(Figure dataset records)
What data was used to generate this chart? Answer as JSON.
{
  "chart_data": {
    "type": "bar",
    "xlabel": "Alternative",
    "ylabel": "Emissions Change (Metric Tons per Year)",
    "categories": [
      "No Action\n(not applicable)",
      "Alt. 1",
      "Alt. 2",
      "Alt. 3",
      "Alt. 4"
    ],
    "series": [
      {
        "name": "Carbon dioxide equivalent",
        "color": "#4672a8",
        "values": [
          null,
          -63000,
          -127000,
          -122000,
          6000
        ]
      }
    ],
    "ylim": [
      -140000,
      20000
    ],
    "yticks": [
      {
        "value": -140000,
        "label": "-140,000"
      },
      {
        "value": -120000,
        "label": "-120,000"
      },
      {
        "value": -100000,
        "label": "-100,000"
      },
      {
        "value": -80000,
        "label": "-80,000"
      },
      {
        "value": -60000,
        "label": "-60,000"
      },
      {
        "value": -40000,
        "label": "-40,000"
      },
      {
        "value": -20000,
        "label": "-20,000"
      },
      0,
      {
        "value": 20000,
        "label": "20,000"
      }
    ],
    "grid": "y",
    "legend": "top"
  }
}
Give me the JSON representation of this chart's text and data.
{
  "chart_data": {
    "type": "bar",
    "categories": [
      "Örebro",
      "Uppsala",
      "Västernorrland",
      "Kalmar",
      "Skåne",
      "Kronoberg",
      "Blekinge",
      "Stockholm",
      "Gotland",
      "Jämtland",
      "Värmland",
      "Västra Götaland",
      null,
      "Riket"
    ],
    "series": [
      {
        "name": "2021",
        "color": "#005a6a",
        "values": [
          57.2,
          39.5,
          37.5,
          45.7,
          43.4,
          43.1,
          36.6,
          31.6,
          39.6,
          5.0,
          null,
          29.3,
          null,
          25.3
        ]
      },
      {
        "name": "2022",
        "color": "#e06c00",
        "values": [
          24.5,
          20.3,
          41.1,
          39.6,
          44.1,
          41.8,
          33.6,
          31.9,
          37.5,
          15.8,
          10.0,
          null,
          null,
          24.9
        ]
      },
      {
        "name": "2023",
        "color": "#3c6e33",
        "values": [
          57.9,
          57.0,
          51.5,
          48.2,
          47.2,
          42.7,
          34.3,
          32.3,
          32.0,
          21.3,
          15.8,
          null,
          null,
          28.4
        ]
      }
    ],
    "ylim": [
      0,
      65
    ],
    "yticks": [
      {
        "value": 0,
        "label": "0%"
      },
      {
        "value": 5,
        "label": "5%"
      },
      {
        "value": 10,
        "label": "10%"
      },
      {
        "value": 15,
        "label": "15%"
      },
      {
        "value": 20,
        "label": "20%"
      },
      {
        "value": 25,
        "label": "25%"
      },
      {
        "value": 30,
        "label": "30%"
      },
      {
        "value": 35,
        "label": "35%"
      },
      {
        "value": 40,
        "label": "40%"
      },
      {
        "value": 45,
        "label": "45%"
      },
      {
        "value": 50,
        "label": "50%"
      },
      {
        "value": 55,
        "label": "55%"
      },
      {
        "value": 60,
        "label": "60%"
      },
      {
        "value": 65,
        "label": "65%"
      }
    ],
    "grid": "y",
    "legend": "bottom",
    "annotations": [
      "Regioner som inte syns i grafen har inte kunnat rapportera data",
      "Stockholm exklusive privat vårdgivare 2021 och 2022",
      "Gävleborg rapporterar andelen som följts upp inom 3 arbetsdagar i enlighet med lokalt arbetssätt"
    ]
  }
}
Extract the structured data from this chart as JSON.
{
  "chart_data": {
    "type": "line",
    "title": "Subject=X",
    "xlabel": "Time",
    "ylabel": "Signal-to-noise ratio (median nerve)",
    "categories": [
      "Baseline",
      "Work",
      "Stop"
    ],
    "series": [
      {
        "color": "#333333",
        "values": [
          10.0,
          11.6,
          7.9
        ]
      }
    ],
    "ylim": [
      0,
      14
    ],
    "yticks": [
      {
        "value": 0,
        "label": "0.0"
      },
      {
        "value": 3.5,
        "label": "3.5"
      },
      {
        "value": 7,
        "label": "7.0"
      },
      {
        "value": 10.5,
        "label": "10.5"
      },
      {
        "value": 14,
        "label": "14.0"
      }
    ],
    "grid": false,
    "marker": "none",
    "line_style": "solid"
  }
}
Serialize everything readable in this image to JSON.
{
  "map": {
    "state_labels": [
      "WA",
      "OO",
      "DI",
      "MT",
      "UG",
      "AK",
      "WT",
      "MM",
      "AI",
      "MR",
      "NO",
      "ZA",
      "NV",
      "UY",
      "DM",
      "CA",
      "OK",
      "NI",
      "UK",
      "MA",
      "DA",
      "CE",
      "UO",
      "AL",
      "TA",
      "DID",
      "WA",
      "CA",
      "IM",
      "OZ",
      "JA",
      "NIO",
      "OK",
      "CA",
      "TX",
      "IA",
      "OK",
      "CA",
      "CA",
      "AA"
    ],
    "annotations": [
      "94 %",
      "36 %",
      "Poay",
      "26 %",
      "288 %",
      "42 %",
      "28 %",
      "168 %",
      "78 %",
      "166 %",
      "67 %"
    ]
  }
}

→ **THE EXERCISE**
Set down the entries above again, word for word.

→ **RESULT OF THIS EXERCISE**
What data was used to generate this chart? Answer as JSON.
{
  "chart_data": {
    "type": "bar",
    "xlabel": "Alternative",
    "ylabel": "Emissions Change (Metric Tons per Year)",
    "categories": [
      "No Action\n(not applicable)",
      "Alt. 1",
      "Alt. 2",
      "Alt. 3",
      "Alt. 4"
    ],
    "series": [
      {
        "name": "Carbon dioxide equivalent",
        "color": "#4672a8",
        "values": [
          null,
          -63000,
          -127000,
          -122000,
          6000
        ]
      }
    ],
    "ylim": [
      -140000,
      20000
    ],
    "yticks": [
      {
        "value": -140000,
        "label": "-140,000"
      },
      {
        "value": -120000,
        "label": "-120,000"
      },
      {
        "value": -100000,
        "label": "-100,000"
      },
      {
        "value": -80000,
        "label": "-80,000"
      },
      {
        "value": -60000,
        "label": "-60,000"
      },
      {
        "value": -40000,
        "label": "-40,000"
      },
      {
        "value": -20000,
        "label": "-20,000"
      },
      0,
      {
        "value": 20000,
        "label": "20,000"
      }
    ],
    "grid": "y",
    "legend": "top"
  }
}
Give me the JSON representation of this chart's text and data.
{
  "chart_data": {
    "type": "bar",
    "categories": [
      "Örebro",
      "Uppsala",
      "Västernorrland",
      "Kalmar",
      "Skåne",
      "Kronoberg",
      "Blekinge",
      "Stockholm",
      "Gotland",
      "Jämtland",
      "Värmland",
      "Västra Götaland",
      null,
      "Riket"
    ],
    "series": [
      {
        "name": "2021",
        "color": "#005a6a",
        "values": [
          57.2,
          39.5,
          37.5,
          45.7,
          43.4,
          43.1,
          36.6,
          31.6,
          39.6,
          5.0,
          null,
          29.3,
          null,
          25.3
        ]
      },
      {
        "name": "2022",
        "color": "#e06c00",
        "values": [
          24.5,
          20.3,
          41.1,
          39.6,
          44.1,
          41.8,
          33.6,
          31.9,
          37.5,
          15.8,
          10.0,
          null,
          null,
          24.9
        ]
      },
      {
        "name": "2023",
        "color": "#3c6e33",
        "values": [
          57.9,
          57.0,
          51.5,
          48.2,
          47.2,
          42.7,
          34.3,
          32.3,
          32.0,
          21.3,
          15.8,
          null,
          null,
          28.4
        ]
      }
    ],
    "ylim": [
      0,
      65
    ],
    "yticks": [
      {
        "value": 0,
        "label": "0%"
      },
      {
        "value": 5,
        "label": "5%"
      },
      {
        "value": 10,
        "label": "10%"
      },
      {
        "value": 15,
        "label": "15%"
      },
      {
        "value": 20,
        "label": "20%"
      },
      {
        "value": 25,
        "label": "25%"
      },
      {
        "value": 30,
        "label": "30%"
      },
      {
        "value": 35,
        "label": "35%"
      },
      {
        "value": 40,
        "label": "40%"
      },
      {
        "value": 45,
        "label": "45%"
      },
      {
        "value": 50,
        "label": "50%"
      },
      {
        "value": 55,
        "label": "55%"
      },
      {
        "value": 60,
        "label": "60%"
      },
      {
        "value": 65,
        "label": "65%"
      }
    ],
    "grid": "y",
    "legend": "bottom",
    "annotations": [
      "Regioner som inte syns i grafen har inte kunnat rapportera data",
      "Stockholm exklusive privat vårdgivare 2021 och 2022",
      "Gävleborg rapporterar andelen som följts upp inom 3 arbetsdagar i enlighet med lokalt arbetssätt"
    ]
  }
}
Extract the structured data from this chart as JSON.
{
  "chart_data": {
    "type": "line",
    "title": "Subject=X",
    "xlabel": "Time",
    "ylabel": "Signal-to-noise ratio (median nerve)",
    "categories": [
      "Baseline",
      "Work",
      "Stop"
    ],
    "series": [
      {
        "color": "#333333",
        "values": [
          10.0,
          11.6,
          7.9
        ]
      }
    ],
    "ylim": [
      0,
      14
    ],
    "yticks": [
      {
        "value": 0,
        "label": "0.0"
      },
      {
        "value": 3.5,
        "label": "3.5"
      },
      {
        "value": 7,
        "label": "7.0"
      },
      {
        "value": 10.5,
        "label": "10.5"
      },
      {
        "value": 14,
        "label": "14.0"
      }
    ],
    "grid": false,
    "marker": "none",
    "line_style": "solid"
  }
}
Serialize everything readable in this image to JSON.
{
  "map": {
    "state_labels": [
      "WA",
      "OO",
      "DI",
      "MT",
      "UG",
      "AK",
      "WT",
      "MM",
      "AI",
      "MR",
      "NO",
      "ZA",
      "NV",
      "UY",
      "DM",
      "CA",
      "OK",
      "NI",
      "UK",
      "MA",
      "DA",
      "CE",
      "UO",
      "AL",
      "TA",
      "DID",
      "WA",
      "CA",
      "IM",
      "OZ",
      "JA",
      "NIO",
      "OK",
      "CA",
      "TX",
      "IA",
      "OK",
      "CA",
      "CA",
      "AA"
    ],
    "annotations": [
      "94 %",
      "36 %",
      "Poay",
      "26 %",
      "288 %",
      "42 %",
      "28 %",
      "168 %",
      "78 %",
      "166 %",
      "67 %"
    ]
  }
}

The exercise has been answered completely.